Your task:
Return the number of lines that include the string "Back", without any other text.

###

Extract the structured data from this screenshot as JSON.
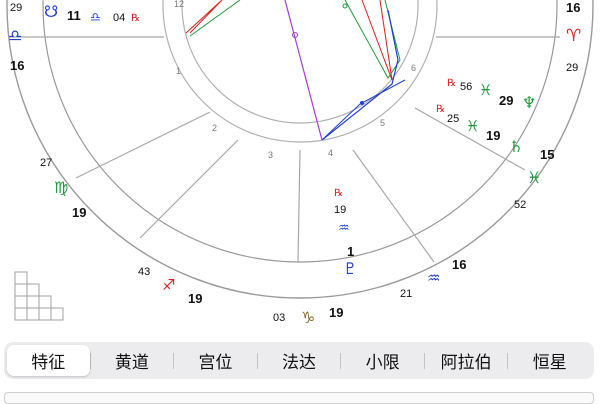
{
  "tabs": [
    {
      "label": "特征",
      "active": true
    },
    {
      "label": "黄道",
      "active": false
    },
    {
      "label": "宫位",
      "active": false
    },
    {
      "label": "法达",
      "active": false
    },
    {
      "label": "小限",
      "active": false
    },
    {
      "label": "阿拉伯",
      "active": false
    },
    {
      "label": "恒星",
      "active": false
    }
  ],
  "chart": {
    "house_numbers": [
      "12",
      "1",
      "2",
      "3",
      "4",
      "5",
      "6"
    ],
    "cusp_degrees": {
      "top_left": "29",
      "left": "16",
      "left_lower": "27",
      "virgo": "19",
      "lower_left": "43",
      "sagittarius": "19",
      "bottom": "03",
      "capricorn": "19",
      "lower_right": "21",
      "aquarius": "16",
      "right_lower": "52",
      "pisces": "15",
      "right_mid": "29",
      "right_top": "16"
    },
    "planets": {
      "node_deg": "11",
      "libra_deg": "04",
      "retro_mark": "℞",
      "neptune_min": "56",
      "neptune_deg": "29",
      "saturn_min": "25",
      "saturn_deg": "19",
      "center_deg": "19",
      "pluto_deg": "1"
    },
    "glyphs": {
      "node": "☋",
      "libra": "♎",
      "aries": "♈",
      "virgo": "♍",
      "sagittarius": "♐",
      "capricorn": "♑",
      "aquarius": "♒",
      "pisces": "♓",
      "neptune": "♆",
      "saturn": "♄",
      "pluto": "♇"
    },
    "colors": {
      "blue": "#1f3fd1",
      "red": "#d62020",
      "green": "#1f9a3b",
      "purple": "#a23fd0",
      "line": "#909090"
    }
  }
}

###

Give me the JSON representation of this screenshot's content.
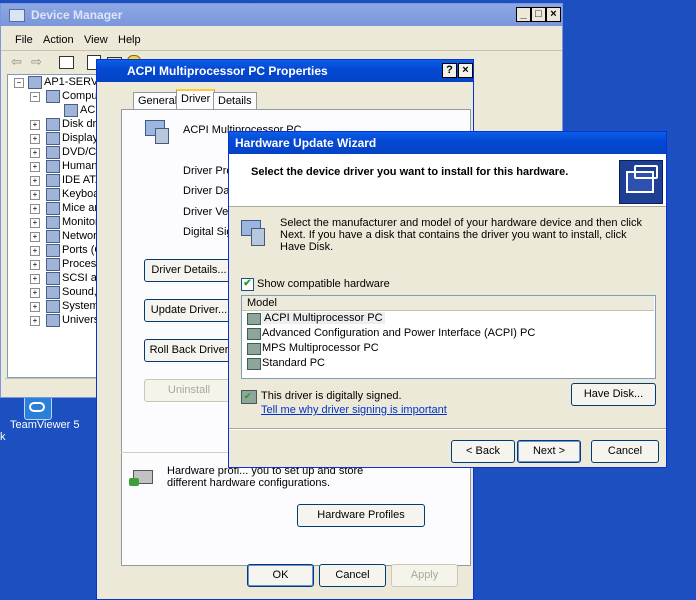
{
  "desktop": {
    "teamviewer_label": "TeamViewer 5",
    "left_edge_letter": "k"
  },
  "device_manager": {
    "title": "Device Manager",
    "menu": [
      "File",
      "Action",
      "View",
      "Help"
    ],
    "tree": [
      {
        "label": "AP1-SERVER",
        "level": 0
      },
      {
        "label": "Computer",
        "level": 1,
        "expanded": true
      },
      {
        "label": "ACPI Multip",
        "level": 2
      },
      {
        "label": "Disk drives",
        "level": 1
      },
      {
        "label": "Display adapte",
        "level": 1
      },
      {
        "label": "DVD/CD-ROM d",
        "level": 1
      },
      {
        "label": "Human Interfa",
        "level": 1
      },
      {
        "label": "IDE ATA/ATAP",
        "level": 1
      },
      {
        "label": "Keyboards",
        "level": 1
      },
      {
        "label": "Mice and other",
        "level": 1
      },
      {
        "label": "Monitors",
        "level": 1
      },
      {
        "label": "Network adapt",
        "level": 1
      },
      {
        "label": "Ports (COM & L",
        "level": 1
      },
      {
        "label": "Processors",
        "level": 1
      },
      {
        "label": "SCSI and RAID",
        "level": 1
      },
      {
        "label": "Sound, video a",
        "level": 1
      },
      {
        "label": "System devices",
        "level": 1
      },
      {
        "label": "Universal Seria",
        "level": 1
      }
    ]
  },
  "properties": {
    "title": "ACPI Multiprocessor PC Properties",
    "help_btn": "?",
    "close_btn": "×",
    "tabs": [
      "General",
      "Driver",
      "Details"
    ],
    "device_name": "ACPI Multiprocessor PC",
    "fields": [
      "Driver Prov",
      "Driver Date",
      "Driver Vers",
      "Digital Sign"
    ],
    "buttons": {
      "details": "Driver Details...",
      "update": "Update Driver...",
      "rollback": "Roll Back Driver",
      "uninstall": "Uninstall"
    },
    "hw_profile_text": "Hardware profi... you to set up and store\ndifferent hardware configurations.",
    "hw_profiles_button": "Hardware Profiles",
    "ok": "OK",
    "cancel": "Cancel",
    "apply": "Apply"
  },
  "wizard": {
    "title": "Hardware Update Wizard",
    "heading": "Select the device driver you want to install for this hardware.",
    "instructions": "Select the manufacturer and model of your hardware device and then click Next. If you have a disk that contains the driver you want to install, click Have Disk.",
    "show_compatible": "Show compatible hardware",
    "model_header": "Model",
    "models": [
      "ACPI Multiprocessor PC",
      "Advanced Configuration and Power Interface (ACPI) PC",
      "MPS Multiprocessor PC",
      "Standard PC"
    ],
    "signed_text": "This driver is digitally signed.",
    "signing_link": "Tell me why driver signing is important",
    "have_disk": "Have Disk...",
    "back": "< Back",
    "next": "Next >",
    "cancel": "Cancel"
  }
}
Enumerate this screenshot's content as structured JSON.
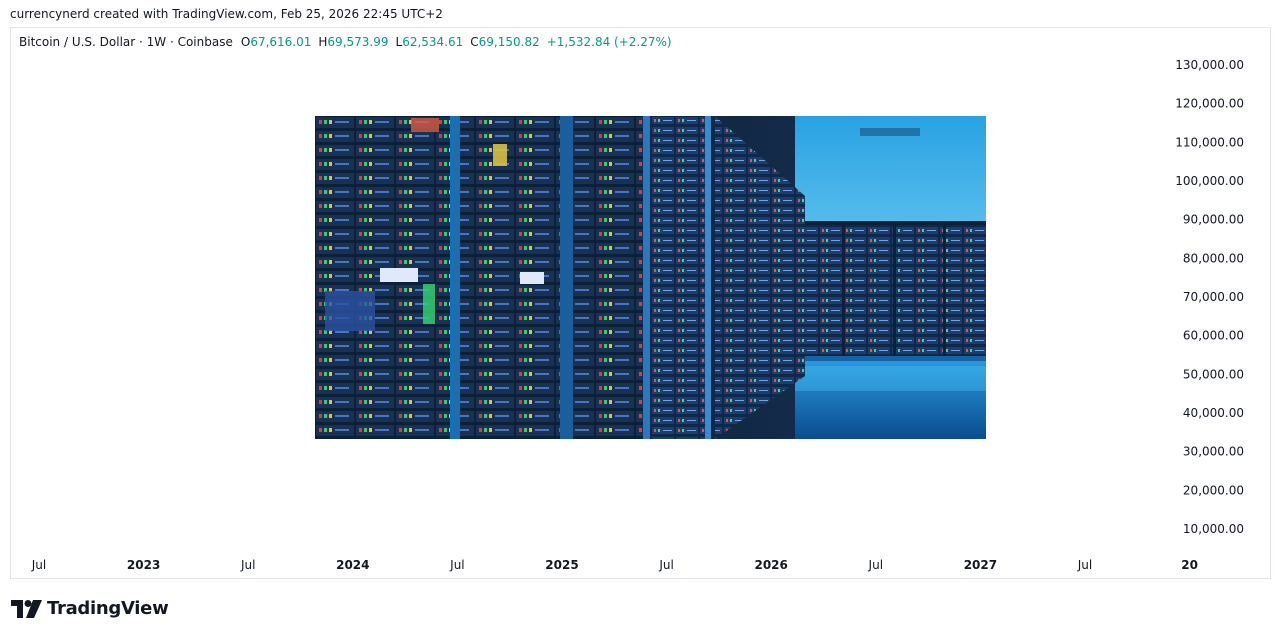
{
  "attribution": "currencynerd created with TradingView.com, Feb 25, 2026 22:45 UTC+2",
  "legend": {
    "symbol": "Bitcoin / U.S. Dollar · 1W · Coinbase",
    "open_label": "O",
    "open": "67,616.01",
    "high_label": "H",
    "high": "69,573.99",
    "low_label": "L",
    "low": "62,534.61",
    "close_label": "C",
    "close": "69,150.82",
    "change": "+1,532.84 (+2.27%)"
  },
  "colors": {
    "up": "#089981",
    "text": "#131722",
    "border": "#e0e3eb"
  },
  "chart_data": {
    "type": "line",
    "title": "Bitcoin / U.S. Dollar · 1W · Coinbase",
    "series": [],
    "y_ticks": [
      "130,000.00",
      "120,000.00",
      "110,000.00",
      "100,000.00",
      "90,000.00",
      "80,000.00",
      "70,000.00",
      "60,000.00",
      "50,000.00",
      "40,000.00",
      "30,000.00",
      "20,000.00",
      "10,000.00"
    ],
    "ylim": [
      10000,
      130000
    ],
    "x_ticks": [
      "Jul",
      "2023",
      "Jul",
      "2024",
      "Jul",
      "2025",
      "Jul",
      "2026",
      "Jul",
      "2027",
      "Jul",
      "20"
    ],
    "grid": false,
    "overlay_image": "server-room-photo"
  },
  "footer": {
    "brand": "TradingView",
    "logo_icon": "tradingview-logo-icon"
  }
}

###

Answer to this exercise:
2